→ **DATA FOR REVIEW**:

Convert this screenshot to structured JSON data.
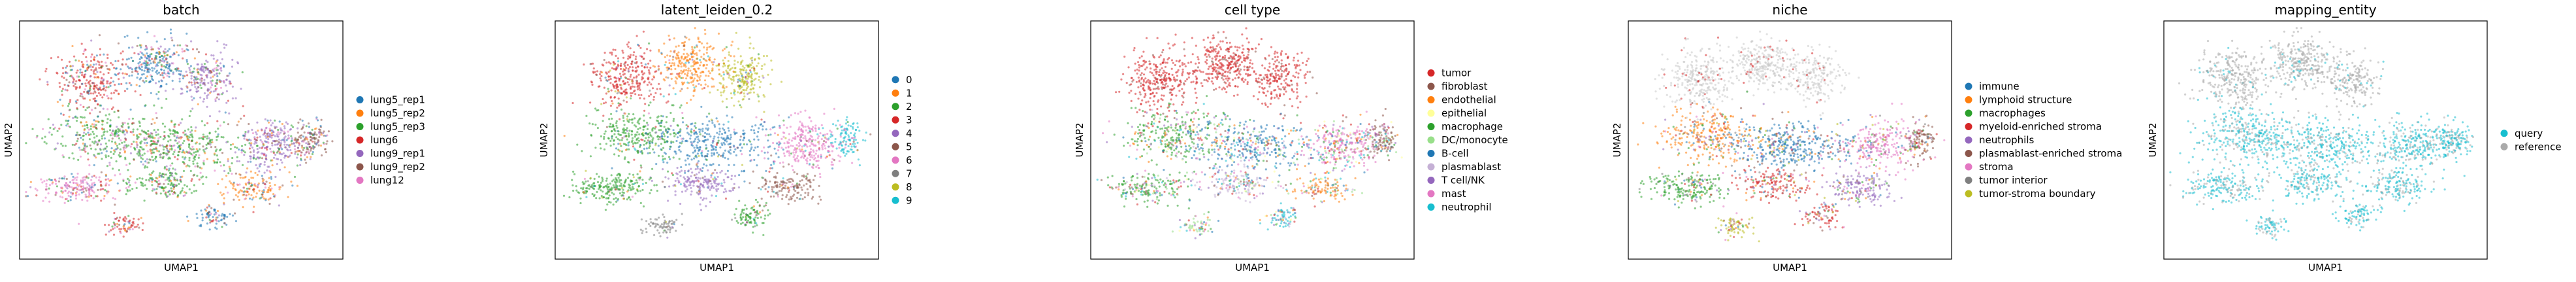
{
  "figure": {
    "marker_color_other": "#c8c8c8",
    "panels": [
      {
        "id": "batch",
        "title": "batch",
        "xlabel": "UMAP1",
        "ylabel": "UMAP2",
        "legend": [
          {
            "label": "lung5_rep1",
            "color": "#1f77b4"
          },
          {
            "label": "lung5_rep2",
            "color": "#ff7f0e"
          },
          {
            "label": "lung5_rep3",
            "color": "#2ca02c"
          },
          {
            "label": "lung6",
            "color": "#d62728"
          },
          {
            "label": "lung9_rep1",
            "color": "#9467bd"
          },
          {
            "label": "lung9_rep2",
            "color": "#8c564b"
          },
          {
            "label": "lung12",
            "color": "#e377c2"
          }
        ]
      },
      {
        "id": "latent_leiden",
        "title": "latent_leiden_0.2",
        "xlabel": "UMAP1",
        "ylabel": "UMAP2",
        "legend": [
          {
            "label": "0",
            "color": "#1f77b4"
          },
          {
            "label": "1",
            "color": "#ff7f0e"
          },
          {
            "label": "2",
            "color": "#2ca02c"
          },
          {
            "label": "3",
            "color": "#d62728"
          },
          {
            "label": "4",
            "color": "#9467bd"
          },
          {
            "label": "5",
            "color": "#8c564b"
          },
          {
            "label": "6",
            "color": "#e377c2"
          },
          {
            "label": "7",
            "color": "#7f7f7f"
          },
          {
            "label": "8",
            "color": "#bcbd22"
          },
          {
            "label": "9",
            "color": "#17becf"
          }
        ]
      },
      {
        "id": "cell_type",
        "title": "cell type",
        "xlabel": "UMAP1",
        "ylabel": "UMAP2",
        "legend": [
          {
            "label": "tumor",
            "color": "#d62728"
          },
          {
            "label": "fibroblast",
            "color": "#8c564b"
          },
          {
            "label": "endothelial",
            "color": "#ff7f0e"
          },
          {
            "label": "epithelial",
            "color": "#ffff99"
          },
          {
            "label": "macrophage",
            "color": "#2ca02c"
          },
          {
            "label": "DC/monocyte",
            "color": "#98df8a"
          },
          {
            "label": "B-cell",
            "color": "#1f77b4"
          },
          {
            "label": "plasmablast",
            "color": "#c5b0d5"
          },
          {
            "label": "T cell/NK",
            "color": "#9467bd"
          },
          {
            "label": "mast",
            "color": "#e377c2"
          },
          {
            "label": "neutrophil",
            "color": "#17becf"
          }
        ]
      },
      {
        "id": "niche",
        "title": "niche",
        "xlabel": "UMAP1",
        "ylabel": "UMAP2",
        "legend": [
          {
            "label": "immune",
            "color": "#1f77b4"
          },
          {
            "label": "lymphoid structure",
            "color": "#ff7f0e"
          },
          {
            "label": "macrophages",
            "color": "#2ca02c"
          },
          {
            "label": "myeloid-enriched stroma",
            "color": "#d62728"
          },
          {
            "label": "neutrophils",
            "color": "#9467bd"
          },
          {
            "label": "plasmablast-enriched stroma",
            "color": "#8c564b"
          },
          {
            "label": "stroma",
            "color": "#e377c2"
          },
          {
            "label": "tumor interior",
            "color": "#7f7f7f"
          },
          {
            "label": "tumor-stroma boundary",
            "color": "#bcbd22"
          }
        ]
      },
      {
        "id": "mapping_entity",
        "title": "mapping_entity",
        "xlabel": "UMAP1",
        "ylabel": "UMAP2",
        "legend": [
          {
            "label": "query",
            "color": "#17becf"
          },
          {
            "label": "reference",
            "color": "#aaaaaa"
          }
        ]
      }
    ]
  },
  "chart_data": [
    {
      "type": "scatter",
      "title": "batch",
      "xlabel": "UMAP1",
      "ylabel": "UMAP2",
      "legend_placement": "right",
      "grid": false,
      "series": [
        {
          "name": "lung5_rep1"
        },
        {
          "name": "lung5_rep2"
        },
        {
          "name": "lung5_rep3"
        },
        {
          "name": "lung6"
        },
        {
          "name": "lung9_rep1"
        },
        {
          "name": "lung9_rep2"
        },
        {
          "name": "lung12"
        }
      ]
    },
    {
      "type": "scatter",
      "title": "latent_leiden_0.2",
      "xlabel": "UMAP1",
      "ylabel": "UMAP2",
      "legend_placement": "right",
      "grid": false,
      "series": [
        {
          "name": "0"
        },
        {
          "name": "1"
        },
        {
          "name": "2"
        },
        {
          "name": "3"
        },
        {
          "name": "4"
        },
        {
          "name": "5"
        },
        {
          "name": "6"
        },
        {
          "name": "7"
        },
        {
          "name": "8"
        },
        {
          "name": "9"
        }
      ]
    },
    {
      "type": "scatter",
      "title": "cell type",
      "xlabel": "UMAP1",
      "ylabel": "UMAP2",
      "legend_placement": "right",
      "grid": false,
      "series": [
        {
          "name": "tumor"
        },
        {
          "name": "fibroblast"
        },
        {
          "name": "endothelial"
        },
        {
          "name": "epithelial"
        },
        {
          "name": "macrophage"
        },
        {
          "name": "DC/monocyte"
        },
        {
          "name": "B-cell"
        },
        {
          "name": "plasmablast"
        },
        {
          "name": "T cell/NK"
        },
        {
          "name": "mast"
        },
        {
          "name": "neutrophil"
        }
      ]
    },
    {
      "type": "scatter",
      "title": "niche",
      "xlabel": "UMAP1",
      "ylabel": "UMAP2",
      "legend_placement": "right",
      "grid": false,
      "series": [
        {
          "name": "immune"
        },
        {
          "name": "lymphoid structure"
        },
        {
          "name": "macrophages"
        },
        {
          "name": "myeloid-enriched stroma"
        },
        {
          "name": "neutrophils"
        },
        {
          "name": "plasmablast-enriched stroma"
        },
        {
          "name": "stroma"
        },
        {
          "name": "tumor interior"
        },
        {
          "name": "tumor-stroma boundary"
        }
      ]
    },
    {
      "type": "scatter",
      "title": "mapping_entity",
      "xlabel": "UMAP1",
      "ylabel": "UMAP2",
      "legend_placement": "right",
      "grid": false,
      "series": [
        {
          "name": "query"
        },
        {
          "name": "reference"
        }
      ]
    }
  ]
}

→ **ACTION ITEM**: Would it be possible to copy the material exactly, excluding the images?

→ **RESULT OF THE EXERCISE**:
Convert this screenshot to structured JSON data.
{
  "figure": {
    "marker_color_other": "#c8c8c8",
    "panels": [
      {
        "id": "batch",
        "title": "batch",
        "xlabel": "UMAP1",
        "ylabel": "UMAP2",
        "legend": [
          {
            "label": "lung5_rep1",
            "color": "#1f77b4"
          },
          {
            "label": "lung5_rep2",
            "color": "#ff7f0e"
          },
          {
            "label": "lung5_rep3",
            "color": "#2ca02c"
          },
          {
            "label": "lung6",
            "color": "#d62728"
          },
          {
            "label": "lung9_rep1",
            "color": "#9467bd"
          },
          {
            "label": "lung9_rep2",
            "color": "#8c564b"
          },
          {
            "label": "lung12",
            "color": "#e377c2"
          }
        ]
      },
      {
        "id": "latent_leiden",
        "title": "latent_leiden_0.2",
        "xlabel": "UMAP1",
        "ylabel": "UMAP2",
        "legend": [
          {
            "label": "0",
            "color": "#1f77b4"
          },
          {
            "label": "1",
            "color": "#ff7f0e"
          },
          {
            "label": "2",
            "color": "#2ca02c"
          },
          {
            "label": "3",
            "color": "#d62728"
          },
          {
            "label": "4",
            "color": "#9467bd"
          },
          {
            "label": "5",
            "color": "#8c564b"
          },
          {
            "label": "6",
            "color": "#e377c2"
          },
          {
            "label": "7",
            "color": "#7f7f7f"
          },
          {
            "label": "8",
            "color": "#bcbd22"
          },
          {
            "label": "9",
            "color": "#17becf"
          }
        ]
      },
      {
        "id": "cell_type",
        "title": "cell type",
        "xlabel": "UMAP1",
        "ylabel": "UMAP2",
        "legend": [
          {
            "label": "tumor",
            "color": "#d62728"
          },
          {
            "label": "fibroblast",
            "color": "#8c564b"
          },
          {
            "label": "endothelial",
            "color": "#ff7f0e"
          },
          {
            "label": "epithelial",
            "color": "#ffff99"
          },
          {
            "label": "macrophage",
            "color": "#2ca02c"
          },
          {
            "label": "DC/monocyte",
            "color": "#98df8a"
          },
          {
            "label": "B-cell",
            "color": "#1f77b4"
          },
          {
            "label": "plasmablast",
            "color": "#c5b0d5"
          },
          {
            "label": "T cell/NK",
            "color": "#9467bd"
          },
          {
            "label": "mast",
            "color": "#e377c2"
          },
          {
            "label": "neutrophil",
            "color": "#17becf"
          }
        ]
      },
      {
        "id": "niche",
        "title": "niche",
        "xlabel": "UMAP1",
        "ylabel": "UMAP2",
        "legend": [
          {
            "label": "immune",
            "color": "#1f77b4"
          },
          {
            "label": "lymphoid structure",
            "color": "#ff7f0e"
          },
          {
            "label": "macrophages",
            "color": "#2ca02c"
          },
          {
            "label": "myeloid-enriched stroma",
            "color": "#d62728"
          },
          {
            "label": "neutrophils",
            "color": "#9467bd"
          },
          {
            "label": "plasmablast-enriched stroma",
            "color": "#8c564b"
          },
          {
            "label": "stroma",
            "color": "#e377c2"
          },
          {
            "label": "tumor interior",
            "color": "#7f7f7f"
          },
          {
            "label": "tumor-stroma boundary",
            "color": "#bcbd22"
          }
        ]
      },
      {
        "id": "mapping_entity",
        "title": "mapping_entity",
        "xlabel": "UMAP1",
        "ylabel": "UMAP2",
        "legend": [
          {
            "label": "query",
            "color": "#17becf"
          },
          {
            "label": "reference",
            "color": "#aaaaaa"
          }
        ]
      }
    ]
  },
  "chart_data": [
    {
      "type": "scatter",
      "title": "batch",
      "xlabel": "UMAP1",
      "ylabel": "UMAP2",
      "legend_placement": "right",
      "grid": false,
      "series": [
        {
          "name": "lung5_rep1"
        },
        {
          "name": "lung5_rep2"
        },
        {
          "name": "lung5_rep3"
        },
        {
          "name": "lung6"
        },
        {
          "name": "lung9_rep1"
        },
        {
          "name": "lung9_rep2"
        },
        {
          "name": "lung12"
        }
      ]
    },
    {
      "type": "scatter",
      "title": "latent_leiden_0.2",
      "xlabel": "UMAP1",
      "ylabel": "UMAP2",
      "legend_placement": "right",
      "grid": false,
      "series": [
        {
          "name": "0"
        },
        {
          "name": "1"
        },
        {
          "name": "2"
        },
        {
          "name": "3"
        },
        {
          "name": "4"
        },
        {
          "name": "5"
        },
        {
          "name": "6"
        },
        {
          "name": "7"
        },
        {
          "name": "8"
        },
        {
          "name": "9"
        }
      ]
    },
    {
      "type": "scatter",
      "title": "cell type",
      "xlabel": "UMAP1",
      "ylabel": "UMAP2",
      "legend_placement": "right",
      "grid": false,
      "series": [
        {
          "name": "tumor"
        },
        {
          "name": "fibroblast"
        },
        {
          "name": "endothelial"
        },
        {
          "name": "epithelial"
        },
        {
          "name": "macrophage"
        },
        {
          "name": "DC/monocyte"
        },
        {
          "name": "B-cell"
        },
        {
          "name": "plasmablast"
        },
        {
          "name": "T cell/NK"
        },
        {
          "name": "mast"
        },
        {
          "name": "neutrophil"
        }
      ]
    },
    {
      "type": "scatter",
      "title": "niche",
      "xlabel": "UMAP1",
      "ylabel": "UMAP2",
      "legend_placement": "right",
      "grid": false,
      "series": [
        {
          "name": "immune"
        },
        {
          "name": "lymphoid structure"
        },
        {
          "name": "macrophages"
        },
        {
          "name": "myeloid-enriched stroma"
        },
        {
          "name": "neutrophils"
        },
        {
          "name": "plasmablast-enriched stroma"
        },
        {
          "name": "stroma"
        },
        {
          "name": "tumor interior"
        },
        {
          "name": "tumor-stroma boundary"
        }
      ]
    },
    {
      "type": "scatter",
      "title": "mapping_entity",
      "xlabel": "UMAP1",
      "ylabel": "UMAP2",
      "legend_placement": "right",
      "grid": false,
      "series": [
        {
          "name": "query"
        },
        {
          "name": "reference"
        }
      ]
    }
  ]
}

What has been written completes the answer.